START Input

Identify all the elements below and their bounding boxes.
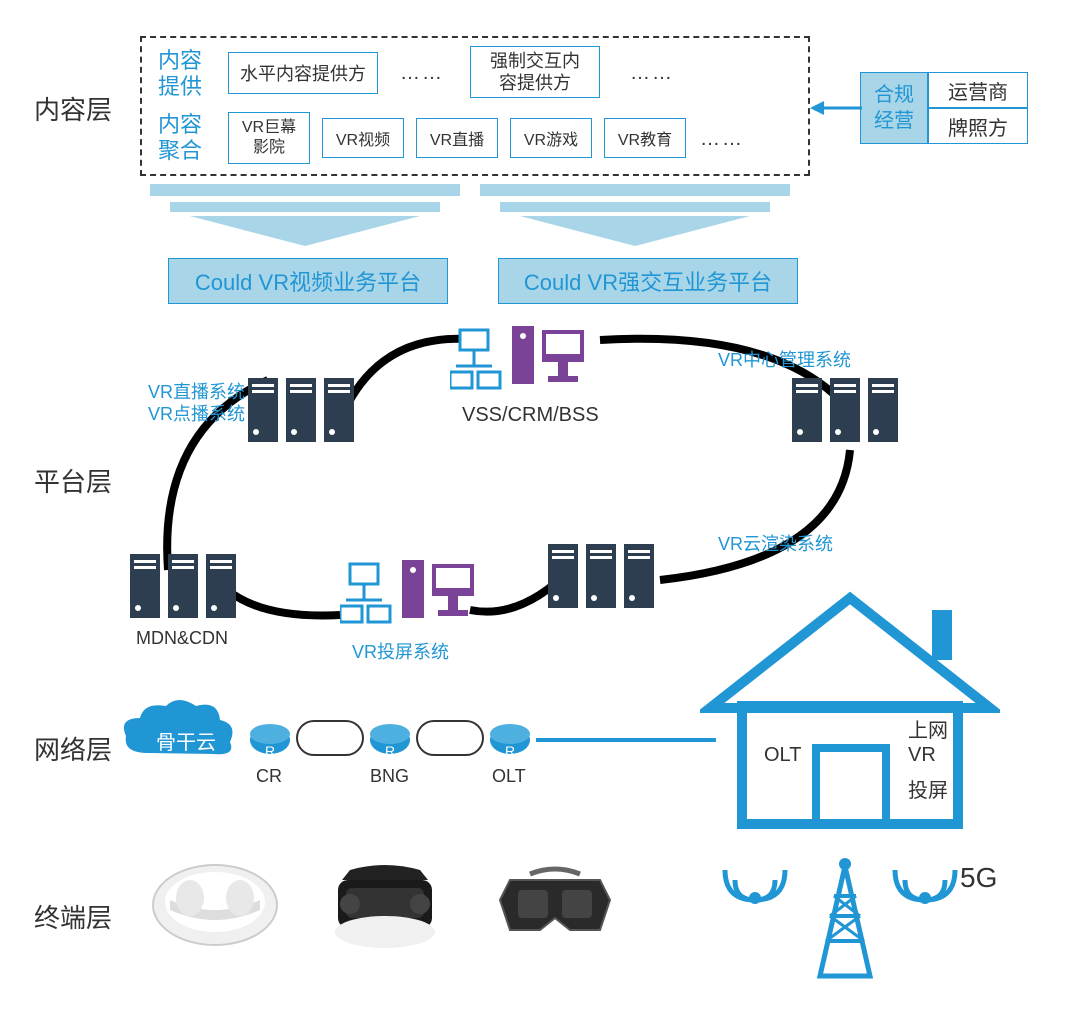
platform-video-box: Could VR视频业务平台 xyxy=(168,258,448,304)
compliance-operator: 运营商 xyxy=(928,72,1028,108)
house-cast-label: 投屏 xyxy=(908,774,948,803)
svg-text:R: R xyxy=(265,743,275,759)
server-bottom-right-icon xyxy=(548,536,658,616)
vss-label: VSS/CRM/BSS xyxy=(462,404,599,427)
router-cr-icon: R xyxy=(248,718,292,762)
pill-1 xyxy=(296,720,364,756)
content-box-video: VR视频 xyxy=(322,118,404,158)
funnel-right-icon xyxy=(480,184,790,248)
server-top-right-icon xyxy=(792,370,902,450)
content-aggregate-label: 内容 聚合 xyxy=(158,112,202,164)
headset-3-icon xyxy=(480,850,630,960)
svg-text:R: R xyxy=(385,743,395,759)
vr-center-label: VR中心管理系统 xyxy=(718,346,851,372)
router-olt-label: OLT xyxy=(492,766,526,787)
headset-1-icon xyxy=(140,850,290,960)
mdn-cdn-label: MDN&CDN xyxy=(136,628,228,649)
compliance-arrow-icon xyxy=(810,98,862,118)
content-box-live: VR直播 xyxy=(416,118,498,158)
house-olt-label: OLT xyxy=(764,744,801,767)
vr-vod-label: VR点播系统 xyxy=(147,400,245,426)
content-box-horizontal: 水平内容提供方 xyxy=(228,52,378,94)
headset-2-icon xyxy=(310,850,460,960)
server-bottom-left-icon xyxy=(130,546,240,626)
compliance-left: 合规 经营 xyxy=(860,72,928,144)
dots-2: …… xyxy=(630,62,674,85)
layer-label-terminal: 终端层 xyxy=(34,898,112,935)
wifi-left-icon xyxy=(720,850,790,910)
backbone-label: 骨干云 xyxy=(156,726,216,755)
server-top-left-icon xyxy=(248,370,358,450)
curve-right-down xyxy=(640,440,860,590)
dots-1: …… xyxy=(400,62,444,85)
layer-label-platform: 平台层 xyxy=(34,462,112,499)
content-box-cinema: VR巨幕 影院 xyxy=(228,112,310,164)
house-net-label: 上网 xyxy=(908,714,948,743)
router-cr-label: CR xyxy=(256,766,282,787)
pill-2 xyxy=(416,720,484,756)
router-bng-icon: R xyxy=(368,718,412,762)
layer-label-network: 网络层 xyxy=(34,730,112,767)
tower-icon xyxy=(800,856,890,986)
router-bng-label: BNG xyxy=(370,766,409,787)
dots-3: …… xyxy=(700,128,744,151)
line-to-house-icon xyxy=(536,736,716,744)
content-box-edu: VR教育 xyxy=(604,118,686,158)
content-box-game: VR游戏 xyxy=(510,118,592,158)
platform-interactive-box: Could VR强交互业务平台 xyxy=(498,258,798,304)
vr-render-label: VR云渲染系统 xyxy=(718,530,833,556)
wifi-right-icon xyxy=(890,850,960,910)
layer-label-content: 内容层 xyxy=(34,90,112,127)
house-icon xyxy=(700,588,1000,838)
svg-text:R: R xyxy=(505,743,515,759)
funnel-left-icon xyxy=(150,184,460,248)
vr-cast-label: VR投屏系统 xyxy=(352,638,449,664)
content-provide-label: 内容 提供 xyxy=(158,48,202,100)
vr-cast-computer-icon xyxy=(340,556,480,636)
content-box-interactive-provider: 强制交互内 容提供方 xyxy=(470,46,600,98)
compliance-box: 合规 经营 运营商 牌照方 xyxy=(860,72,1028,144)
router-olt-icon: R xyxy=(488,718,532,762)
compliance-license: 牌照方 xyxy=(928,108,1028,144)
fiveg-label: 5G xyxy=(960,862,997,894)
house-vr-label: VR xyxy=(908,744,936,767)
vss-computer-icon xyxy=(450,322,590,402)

END Input

■ What you have to do
Copy everything from the line containing "platform-video-box: Could VR视频业务平台" down to the line containing "vr-render-label: VR云渲染系统 xyxy=(718,530,833,556)", keeping each line exactly as it appears in the records.

■ Answer
platform-video-box: Could VR视频业务平台 xyxy=(168,258,448,304)
compliance-operator: 运营商 xyxy=(928,72,1028,108)
house-cast-label: 投屏 xyxy=(908,774,948,803)
svg-text:R: R xyxy=(265,743,275,759)
server-bottom-right-icon xyxy=(548,536,658,616)
vss-label: VSS/CRM/BSS xyxy=(462,404,599,427)
router-cr-icon: R xyxy=(248,718,292,762)
pill-1 xyxy=(296,720,364,756)
content-box-video: VR视频 xyxy=(322,118,404,158)
funnel-right-icon xyxy=(480,184,790,248)
server-top-right-icon xyxy=(792,370,902,450)
content-aggregate-label: 内容 聚合 xyxy=(158,112,202,164)
headset-3-icon xyxy=(480,850,630,960)
svg-text:R: R xyxy=(385,743,395,759)
vr-center-label: VR中心管理系统 xyxy=(718,346,851,372)
router-olt-label: OLT xyxy=(492,766,526,787)
headset-1-icon xyxy=(140,850,290,960)
mdn-cdn-label: MDN&CDN xyxy=(136,628,228,649)
compliance-arrow-icon xyxy=(810,98,862,118)
content-box-live: VR直播 xyxy=(416,118,498,158)
house-olt-label: OLT xyxy=(764,744,801,767)
vr-vod-label: VR点播系统 xyxy=(147,400,245,426)
content-box-horizontal: 水平内容提供方 xyxy=(228,52,378,94)
headset-2-icon xyxy=(310,850,460,960)
server-bottom-left-icon xyxy=(130,546,240,626)
compliance-left: 合规 经营 xyxy=(860,72,928,144)
dots-2: …… xyxy=(630,62,674,85)
layer-label-terminal: 终端层 xyxy=(34,898,112,935)
wifi-left-icon xyxy=(720,850,790,910)
backbone-label: 骨干云 xyxy=(156,726,216,755)
server-top-left-icon xyxy=(248,370,358,450)
curve-right-down xyxy=(640,440,860,590)
dots-1: …… xyxy=(400,62,444,85)
layer-label-platform: 平台层 xyxy=(34,462,112,499)
content-box-cinema: VR巨幕 影院 xyxy=(228,112,310,164)
house-net-label: 上网 xyxy=(908,714,948,743)
router-cr-label: CR xyxy=(256,766,282,787)
pill-2 xyxy=(416,720,484,756)
router-bng-icon: R xyxy=(368,718,412,762)
layer-label-network: 网络层 xyxy=(34,730,112,767)
tower-icon xyxy=(800,856,890,986)
router-bng-label: BNG xyxy=(370,766,409,787)
dots-3: …… xyxy=(700,128,744,151)
line-to-house-icon xyxy=(536,736,716,744)
content-box-edu: VR教育 xyxy=(604,118,686,158)
content-box-game: VR游戏 xyxy=(510,118,592,158)
platform-interactive-box: Could VR强交互业务平台 xyxy=(498,258,798,304)
vr-render-label: VR云渲染系统 xyxy=(718,530,833,556)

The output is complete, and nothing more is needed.